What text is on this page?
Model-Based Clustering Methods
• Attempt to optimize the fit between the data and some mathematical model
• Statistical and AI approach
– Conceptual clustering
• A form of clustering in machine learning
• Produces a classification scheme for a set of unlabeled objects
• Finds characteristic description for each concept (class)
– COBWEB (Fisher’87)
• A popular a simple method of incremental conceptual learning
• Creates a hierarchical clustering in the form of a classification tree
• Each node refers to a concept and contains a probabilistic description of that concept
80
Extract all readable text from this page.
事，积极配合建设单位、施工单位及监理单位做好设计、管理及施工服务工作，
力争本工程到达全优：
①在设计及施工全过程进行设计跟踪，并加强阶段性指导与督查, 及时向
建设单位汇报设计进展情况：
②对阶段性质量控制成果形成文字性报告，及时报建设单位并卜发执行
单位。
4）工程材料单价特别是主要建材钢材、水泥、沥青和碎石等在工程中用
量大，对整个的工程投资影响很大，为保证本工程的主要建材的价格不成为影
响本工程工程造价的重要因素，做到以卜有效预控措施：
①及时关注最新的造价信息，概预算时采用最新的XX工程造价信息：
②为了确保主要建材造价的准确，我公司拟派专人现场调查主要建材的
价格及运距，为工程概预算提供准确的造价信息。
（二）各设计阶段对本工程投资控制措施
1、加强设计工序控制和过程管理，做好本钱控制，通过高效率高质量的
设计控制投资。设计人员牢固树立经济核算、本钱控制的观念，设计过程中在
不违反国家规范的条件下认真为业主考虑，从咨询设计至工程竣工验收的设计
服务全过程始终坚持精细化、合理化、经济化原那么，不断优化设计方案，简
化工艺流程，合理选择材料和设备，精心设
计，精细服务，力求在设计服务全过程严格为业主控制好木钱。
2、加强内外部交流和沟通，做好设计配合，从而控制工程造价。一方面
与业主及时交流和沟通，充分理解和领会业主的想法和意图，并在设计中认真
———
REQUIRED TASK: Repeat the data precisely, line by line.

TASK RESPONSE:
What text is on this page?
Model-Based Clustering Methods
• Attempt to optimize the fit between the data and some mathematical model
• Statistical and AI approach
– Conceptual clustering
• A form of clustering in machine learning
• Produces a classification scheme for a set of unlabeled objects
• Finds characteristic description for each concept (class)
– COBWEB (Fisher’87)
• A popular a simple method of incremental conceptual learning
• Creates a hierarchical clustering in the form of a classification tree
• Each node refers to a concept and contains a probabilistic description of that concept
80
Extract all readable text from this page.
事，积极配合建设单位、施工单位及监理单位做好设计、管理及施工服务工作，
力争本工程到达全优：
①在设计及施工全过程进行设计跟踪，并加强阶段性指导与督查, 及时向
建设单位汇报设计进展情况：
②对阶段性质量控制成果形成文字性报告，及时报建设单位并卜发执行
单位。
4）工程材料单价特别是主要建材钢材、水泥、沥青和碎石等在工程中用
量大，对整个的工程投资影响很大，为保证本工程的主要建材的价格不成为影
响本工程工程造价的重要因素，做到以卜有效预控措施：
①及时关注最新的造价信息，概预算时采用最新的XX工程造价信息：
②为了确保主要建材造价的准确，我公司拟派专人现场调查主要建材的
价格及运距，为工程概预算提供准确的造价信息。
（二）各设计阶段对本工程投资控制措施
1、加强设计工序控制和过程管理，做好本钱控制，通过高效率高质量的
设计控制投资。设计人员牢固树立经济核算、本钱控制的观念，设计过程中在
不违反国家规范的条件下认真为业主考虑，从咨询设计至工程竣工验收的设计
服务全过程始终坚持精细化、合理化、经济化原那么，不断优化设计方案，简
化工艺流程，合理选择材料和设备，精心设
计，精细服务，力求在设计服务全过程严格为业主控制好木钱。
2、加强内外部交流和沟通，做好设计配合，从而控制工程造价。一方面
与业主及时交流和沟通，充分理解和领会业主的想法和意图，并在设计中认真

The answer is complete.